Task requirements
Exclude the pictures and return every line exactly as written.

Supplied information
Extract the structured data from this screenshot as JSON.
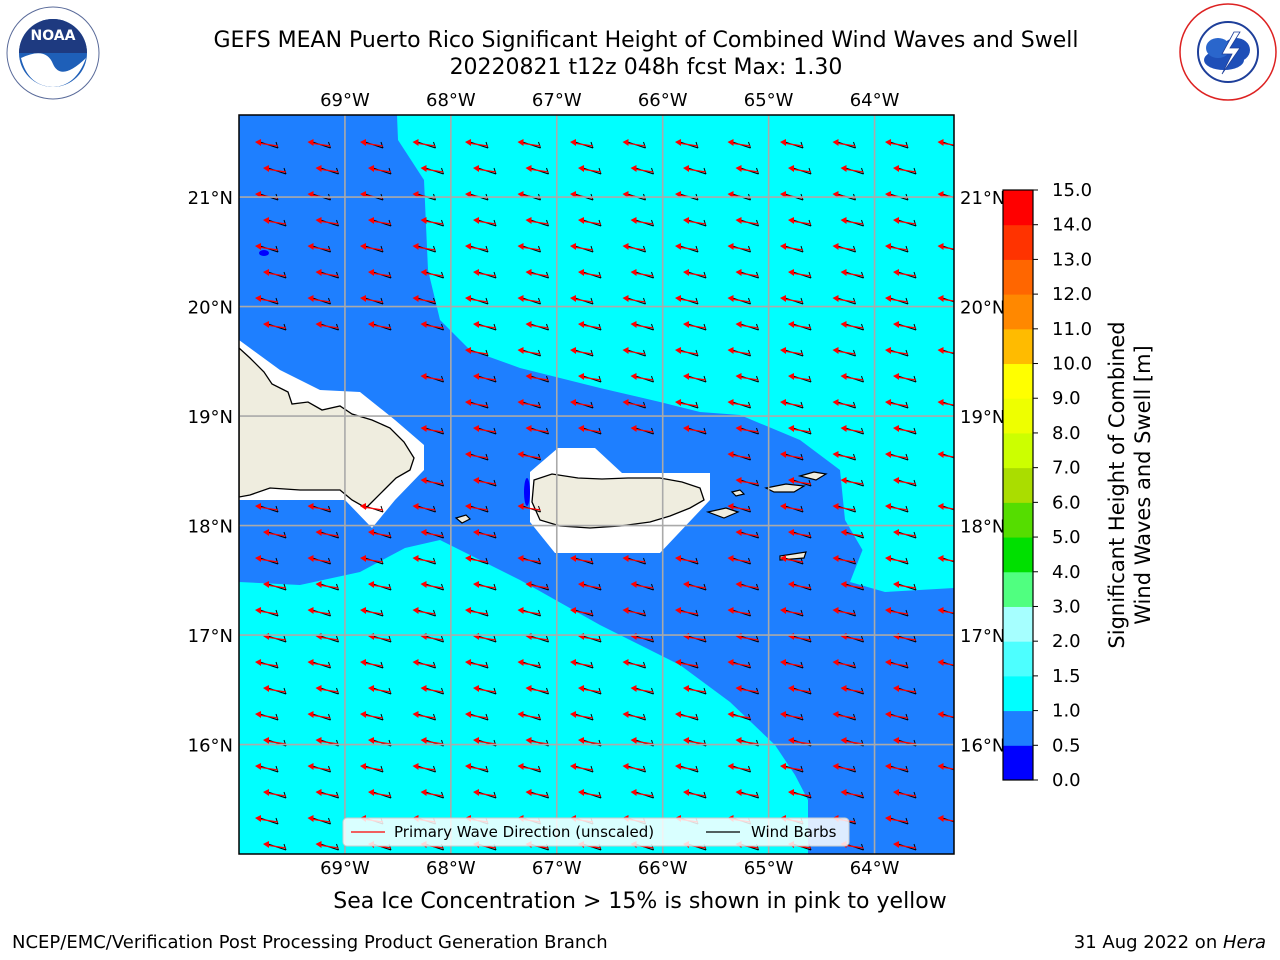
{
  "title": {
    "line1": "GEFS MEAN Puerto Rico Significant Height of Combined Wind Waves and Swell",
    "line2": "20220821 t12z 048h fcst   Max: 1.30"
  },
  "logos": {
    "left": "NOAA",
    "left_ring_text": "NATIONAL OCEANIC AND ATMOSPHERIC ADMINISTRATION · U.S. DEPARTMENT OF COMMERCE",
    "right_ring_text": "NATIONAL WEATHER SERVICE"
  },
  "map": {
    "lon_labels": [
      "69°W",
      "68°W",
      "67°W",
      "66°W",
      "65°W",
      "64°W"
    ],
    "lat_labels": [
      "21°N",
      "20°N",
      "19°N",
      "18°N",
      "17°N",
      "16°N"
    ],
    "lon_range": [
      -70.0,
      -63.25
    ],
    "lat_range": [
      15.0,
      21.75
    ],
    "gridlines": true,
    "vector_direction": "westward"
  },
  "legend": {
    "primary_wave": "Primary Wave Direction (unscaled)",
    "wind_barbs": "Wind Barbs",
    "primary_color": "#ff0000",
    "barb_color": "#000000"
  },
  "colorbar": {
    "label_line1": "Significant Height of Combined",
    "label_line2": "Wind Waves and Swell [m]",
    "ticks": [
      "0.0",
      "0.5",
      "1.0",
      "1.5",
      "2.0",
      "3.0",
      "4.0",
      "5.0",
      "6.0",
      "7.0",
      "8.0",
      "9.0",
      "10.0",
      "11.0",
      "12.0",
      "13.0",
      "14.0",
      "15.0"
    ],
    "colors": [
      "#0000ff",
      "#1e7fff",
      "#00ffff",
      "#4dffff",
      "#a6ffff",
      "#50ff80",
      "#00e000",
      "#55dd00",
      "#aadd00",
      "#ccff00",
      "#eeff00",
      "#ffff00",
      "#ffbb00",
      "#ff8800",
      "#ff6600",
      "#ff3300",
      "#ff0000"
    ]
  },
  "chart_data": {
    "type": "heatmap",
    "title": "GEFS MEAN Puerto Rico Significant Height of Combined Wind Waves and Swell",
    "subtitle": "20220821 t12z 048h fcst   Max: 1.30",
    "max": 1.3,
    "units": "m",
    "regions": [
      {
        "value_range": "0.5-1.0",
        "color": "#1e7fff",
        "areas": "western open ocean north of Hispaniola, Mona Passage, waters around Puerto Rico and Virgin Islands, southeast Caribbean"
      },
      {
        "value_range": "1.0-1.5",
        "color": "#00ffff",
        "areas": "north-central/northeast Atlantic and central Caribbean south of Hispaniola/Puerto Rico"
      },
      {
        "value_range": "0.0-0.5",
        "color": "#0000ff",
        "areas": "small sheltered coastal spots"
      }
    ]
  },
  "footer": {
    "caption": "Sea Ice Concentration > 15% is shown in pink to yellow",
    "left": "NCEP/EMC/Verification Post Processing Product Generation Branch",
    "right_prefix": "31 Aug 2022 on ",
    "right_italic": "Hera"
  }
}
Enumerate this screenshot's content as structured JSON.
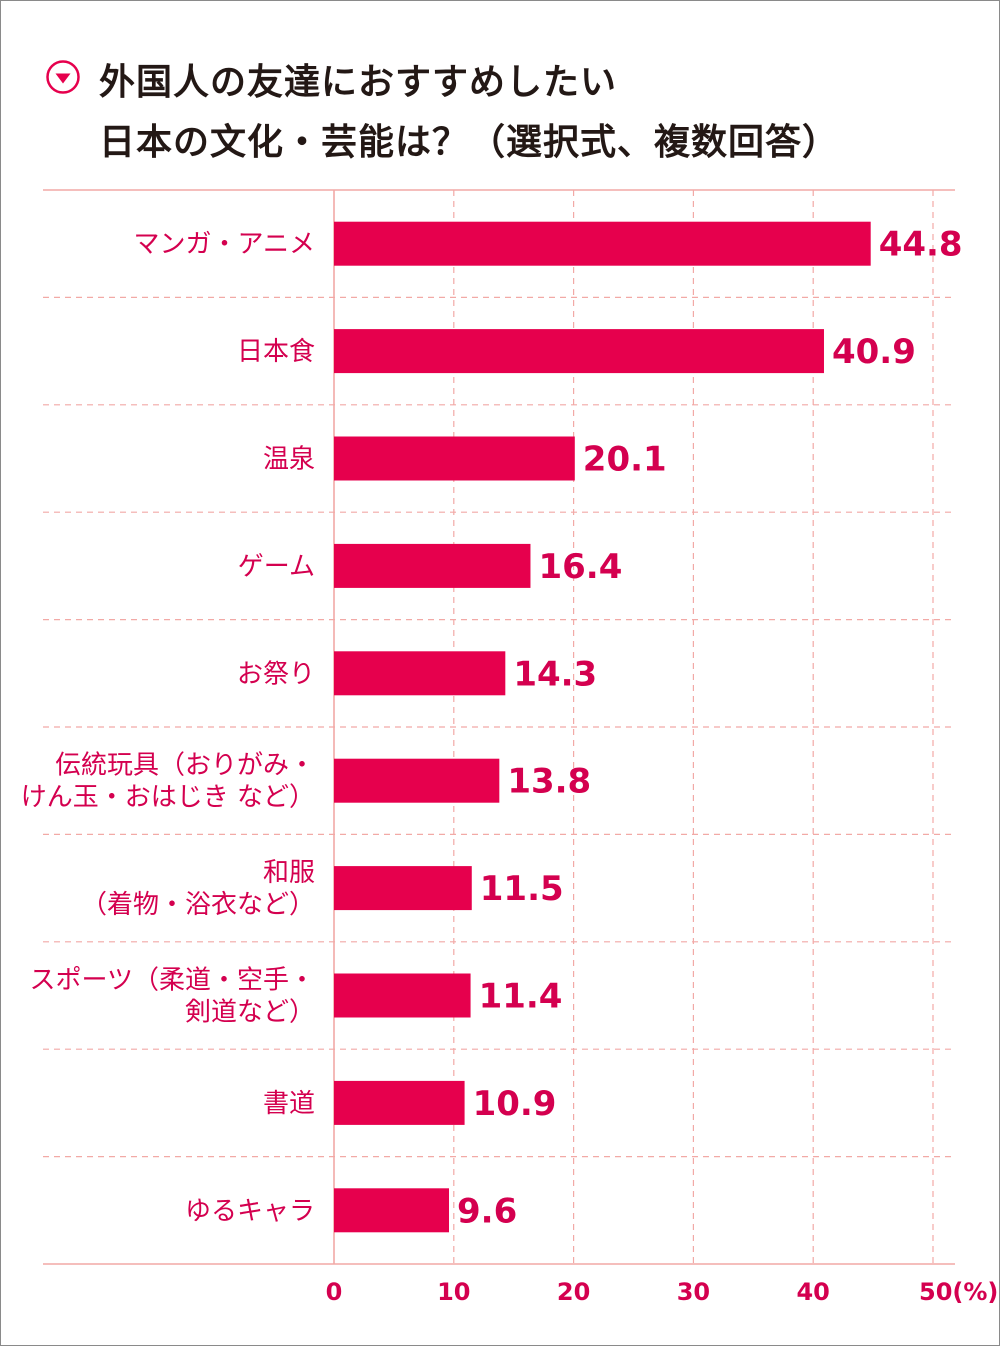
{
  "title": {
    "line1": "外国人の友達におすすめしたい",
    "line2": "日本の文化・芸能は？（選択式、複数回答）"
  },
  "colors": {
    "bar": "#e6004d",
    "label": "#d4004f",
    "grid": "#f2a9a6",
    "title": "#231815"
  },
  "icon": "chevron-down-circle-icon",
  "chart_data": {
    "type": "bar",
    "orientation": "horizontal",
    "categories": [
      [
        "マンガ・アニメ"
      ],
      [
        "日本食"
      ],
      [
        "温泉"
      ],
      [
        "ゲーム"
      ],
      [
        "お祭り"
      ],
      [
        "伝統玩具（おりがみ・",
        "けん玉・おはじき など）"
      ],
      [
        "和服",
        "（着物・浴衣など）"
      ],
      [
        "スポーツ（柔道・空手・",
        "剣道など）"
      ],
      [
        "書道"
      ],
      [
        "ゆるキャラ"
      ]
    ],
    "values": [
      44.8,
      40.9,
      20.1,
      16.4,
      14.3,
      13.8,
      11.5,
      11.4,
      10.9,
      9.6
    ],
    "value_labels": [
      "44.8",
      "40.9",
      "20.1",
      "16.4",
      "14.3",
      "13.8",
      "11.5",
      "11.4",
      "10.9",
      "9.6"
    ],
    "xlim": [
      0,
      50
    ],
    "xticks": [
      0,
      10,
      20,
      30,
      40,
      50
    ],
    "xtick_labels": [
      "0",
      "10",
      "20",
      "30",
      "40",
      "50(%)"
    ],
    "grid": true,
    "unit": "%"
  }
}
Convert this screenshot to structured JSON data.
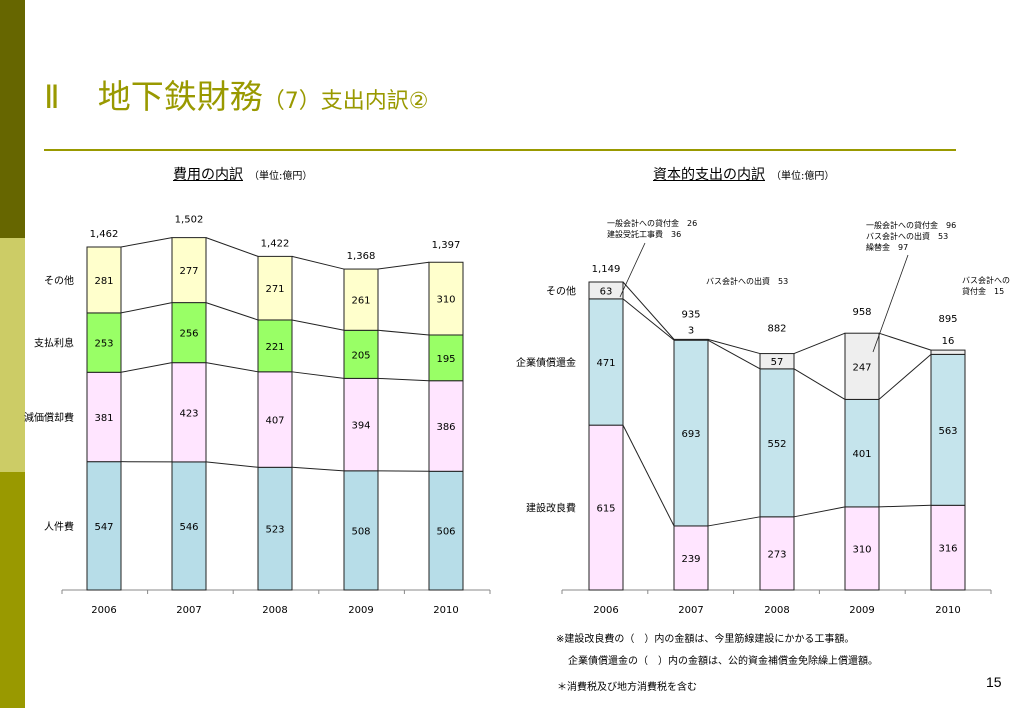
{
  "slide": {
    "title_roman": "Ⅱ",
    "title_main": "地下鉄財務",
    "title_sub": "（7）支出内訳②",
    "page_number": "15",
    "colors": {
      "accent": "#999900",
      "sidebar_dark": "#666600",
      "sidebar_light": "#cccc66"
    }
  },
  "notes": {
    "line1": "※建設改良費の（　）内の金額は、今里筋線建設にかかる工事額。",
    "line2": "企業債償還金の（　）内の金額は、公的資金補償金免除繰上償還額。",
    "line3": "＊消費税及び地方消費税を含む"
  },
  "chart_data": [
    {
      "type": "bar",
      "stacked": true,
      "title": "費用の内訳",
      "unit": "（単位:億円）",
      "categories": [
        "2006",
        "2007",
        "2008",
        "2009",
        "2010"
      ],
      "series": [
        {
          "name": "人件費",
          "color": "#b7dde8",
          "values": [
            547,
            546,
            523,
            508,
            506
          ]
        },
        {
          "name": "減価償却費",
          "color": "#ffe5ff",
          "values": [
            381,
            423,
            407,
            394,
            386
          ]
        },
        {
          "name": "支払利息",
          "color": "#99ff66",
          "values": [
            253,
            256,
            221,
            205,
            195
          ]
        },
        {
          "name": "その他",
          "color": "#ffffcc",
          "values": [
            281,
            277,
            271,
            261,
            310
          ]
        }
      ],
      "totals": [
        "1,462",
        "1,502",
        "1,422",
        "1,368",
        "1,397"
      ],
      "ylim": [
        0,
        1500
      ]
    },
    {
      "type": "bar",
      "stacked": true,
      "title": "資本的支出の内訳",
      "unit": "（単位:億円）",
      "categories": [
        "2006",
        "2007",
        "2008",
        "2009",
        "2010"
      ],
      "series": [
        {
          "name": "建設改良費",
          "color": "#ffe5ff",
          "values": [
            615,
            239,
            273,
            310,
            316
          ]
        },
        {
          "name": "企業債償還金",
          "color": "#c5e4ec",
          "values": [
            471,
            693,
            552,
            401,
            563
          ]
        },
        {
          "name": "その他",
          "color": "#eeeeee",
          "values": [
            63,
            3,
            57,
            247,
            16
          ]
        }
      ],
      "totals": [
        "1,149",
        "935",
        "882",
        "958",
        "895"
      ],
      "annotations": [
        {
          "lines": [
            "一般会計への貸付金　26",
            "建設受託工事費　36"
          ],
          "target": "2006 その他"
        },
        {
          "lines": [
            "バス会計への出資　53"
          ],
          "target": "2008 その他"
        },
        {
          "lines": [
            "一般会計への貸付金　96",
            "バス会計への出資　53",
            "繰替金　97"
          ],
          "target": "2009 その他"
        },
        {
          "lines": [
            "バス会計への",
            "貸付金　15"
          ],
          "target": "2010 その他"
        }
      ],
      "ylim": [
        0,
        1150
      ]
    }
  ]
}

Result
Extract the structured data from this screenshot as JSON.
{
  "title": {
    "line1": "GEFS MEAN Puerto Rico Significant Height of Combined Wind Waves and Swell",
    "line2": "20220821 t12z 048h fcst   Max: 1.30"
  },
  "logos": {
    "left": "NOAA",
    "left_ring_text": "NATIONAL OCEANIC AND ATMOSPHERIC ADMINISTRATION · U.S. DEPARTMENT OF COMMERCE",
    "right_ring_text": "NATIONAL WEATHER SERVICE"
  },
  "map": {
    "lon_labels": [
      "69°W",
      "68°W",
      "67°W",
      "66°W",
      "65°W",
      "64°W"
    ],
    "lat_labels": [
      "21°N",
      "20°N",
      "19°N",
      "18°N",
      "17°N",
      "16°N"
    ],
    "lon_range": [
      -70.0,
      -63.25
    ],
    "lat_range": [
      15.0,
      21.75
    ],
    "gridlines": true,
    "vector_direction": "westward"
  },
  "legend": {
    "primary_wave": "Primary Wave Direction (unscaled)",
    "wind_barbs": "Wind Barbs",
    "primary_color": "#ff0000",
    "barb_color": "#000000"
  },
  "colorbar": {
    "label_line1": "Significant Height of Combined",
    "label_line2": "Wind Waves and Swell [m]",
    "ticks": [
      "0.0",
      "0.5",
      "1.0",
      "1.5",
      "2.0",
      "3.0",
      "4.0",
      "5.0",
      "6.0",
      "7.0",
      "8.0",
      "9.0",
      "10.0",
      "11.0",
      "12.0",
      "13.0",
      "14.0",
      "15.0"
    ],
    "colors": [
      "#0000ff",
      "#1e7fff",
      "#00ffff",
      "#4dffff",
      "#a6ffff",
      "#50ff80",
      "#00e000",
      "#55dd00",
      "#aadd00",
      "#ccff00",
      "#eeff00",
      "#ffff00",
      "#ffbb00",
      "#ff8800",
      "#ff6600",
      "#ff3300",
      "#ff0000"
    ]
  },
  "chart_data": {
    "type": "heatmap",
    "title": "GEFS MEAN Puerto Rico Significant Height of Combined Wind Waves and Swell",
    "subtitle": "20220821 t12z 048h fcst   Max: 1.30",
    "max": 1.3,
    "units": "m",
    "regions": [
      {
        "value_range": "0.5-1.0",
        "color": "#1e7fff",
        "areas": "western open ocean north of Hispaniola, Mona Passage, waters around Puerto Rico and Virgin Islands, southeast Caribbean"
      },
      {
        "value_range": "1.0-1.5",
        "color": "#00ffff",
        "areas": "north-central/northeast Atlantic and central Caribbean south of Hispaniola/Puerto Rico"
      },
      {
        "value_range": "0.0-0.5",
        "color": "#0000ff",
        "areas": "small sheltered coastal spots"
      }
    ]
  },
  "footer": {
    "caption": "Sea Ice Concentration > 15% is shown in pink to yellow",
    "left": "NCEP/EMC/Verification Post Processing Product Generation Branch",
    "right_prefix": "31 Aug 2022 on ",
    "right_italic": "Hera"
  }
}
Enumerate this screenshot's content as structured JSON.
{
  "title": {
    "line1": "外国人の友達におすすめしたい",
    "line2": "日本の文化・芸能は？（選択式、複数回答）"
  },
  "colors": {
    "bar": "#e6004d",
    "label": "#d4004f",
    "grid": "#f2a9a6",
    "title": "#231815"
  },
  "icon": "chevron-down-circle-icon",
  "chart_data": {
    "type": "bar",
    "orientation": "horizontal",
    "categories": [
      [
        "マンガ・アニメ"
      ],
      [
        "日本食"
      ],
      [
        "温泉"
      ],
      [
        "ゲーム"
      ],
      [
        "お祭り"
      ],
      [
        "伝統玩具（おりがみ・",
        "けん玉・おはじき など）"
      ],
      [
        "和服",
        "（着物・浴衣など）"
      ],
      [
        "スポーツ（柔道・空手・",
        "剣道など）"
      ],
      [
        "書道"
      ],
      [
        "ゆるキャラ"
      ]
    ],
    "values": [
      44.8,
      40.9,
      20.1,
      16.4,
      14.3,
      13.8,
      11.5,
      11.4,
      10.9,
      9.6
    ],
    "value_labels": [
      "44.8",
      "40.9",
      "20.1",
      "16.4",
      "14.3",
      "13.8",
      "11.5",
      "11.4",
      "10.9",
      "9.6"
    ],
    "xlim": [
      0,
      50
    ],
    "xticks": [
      0,
      10,
      20,
      30,
      40,
      50
    ],
    "xtick_labels": [
      "0",
      "10",
      "20",
      "30",
      "40",
      "50(%)"
    ],
    "grid": true,
    "unit": "%"
  }
}
Convert this screenshot to structured JSON data.
{
  "slide": {
    "title_roman": "Ⅱ",
    "title_main": "地下鉄財務",
    "title_sub": "（7）支出内訳②",
    "page_number": "15",
    "colors": {
      "accent": "#999900",
      "sidebar_dark": "#666600",
      "sidebar_light": "#cccc66"
    }
  },
  "notes": {
    "line1": "※建設改良費の（　）内の金額は、今里筋線建設にかかる工事額。",
    "line2": "企業債償還金の（　）内の金額は、公的資金補償金免除繰上償還額。",
    "line3": "＊消費税及び地方消費税を含む"
  },
  "chart_data": [
    {
      "type": "bar",
      "stacked": true,
      "title": "費用の内訳",
      "unit": "（単位:億円）",
      "categories": [
        "2006",
        "2007",
        "2008",
        "2009",
        "2010"
      ],
      "series": [
        {
          "name": "人件費",
          "color": "#b7dde8",
          "values": [
            547,
            546,
            523,
            508,
            506
          ]
        },
        {
          "name": "減価償却費",
          "color": "#ffe5ff",
          "values": [
            381,
            423,
            407,
            394,
            386
          ]
        },
        {
          "name": "支払利息",
          "color": "#99ff66",
          "values": [
            253,
            256,
            221,
            205,
            195
          ]
        },
        {
          "name": "その他",
          "color": "#ffffcc",
          "values": [
            281,
            277,
            271,
            261,
            310
          ]
        }
      ],
      "totals": [
        "1,462",
        "1,502",
        "1,422",
        "1,368",
        "1,397"
      ],
      "ylim": [
        0,
        1500
      ]
    },
    {
      "type": "bar",
      "stacked": true,
      "title": "資本的支出の内訳",
      "unit": "（単位:億円）",
      "categories": [
        "2006",
        "2007",
        "2008",
        "2009",
        "2010"
      ],
      "series": [
        {
          "name": "建設改良費",
          "color": "#ffe5ff",
          "values": [
            615,
            239,
            273,
            310,
            316
          ]
        },
        {
          "name": "企業債償還金",
          "color": "#c5e4ec",
          "values": [
            471,
            693,
            552,
            401,
            563
          ]
        },
        {
          "name": "その他",
          "color": "#eeeeee",
          "values": [
            63,
            3,
            57,
            247,
            16
          ]
        }
      ],
      "totals": [
        "1,149",
        "935",
        "882",
        "958",
        "895"
      ],
      "annotations": [
        {
          "lines": [
            "一般会計への貸付金　26",
            "建設受託工事費　36"
          ],
          "target": "2006 その他"
        },
        {
          "lines": [
            "バス会計への出資　53"
          ],
          "target": "2008 その他"
        },
        {
          "lines": [
            "一般会計への貸付金　96",
            "バス会計への出資　53",
            "繰替金　97"
          ],
          "target": "2009 その他"
        },
        {
          "lines": [
            "バス会計への",
            "貸付金　15"
          ],
          "target": "2010 その他"
        }
      ],
      "ylim": [
        0,
        1150
      ]
    }
  ]
}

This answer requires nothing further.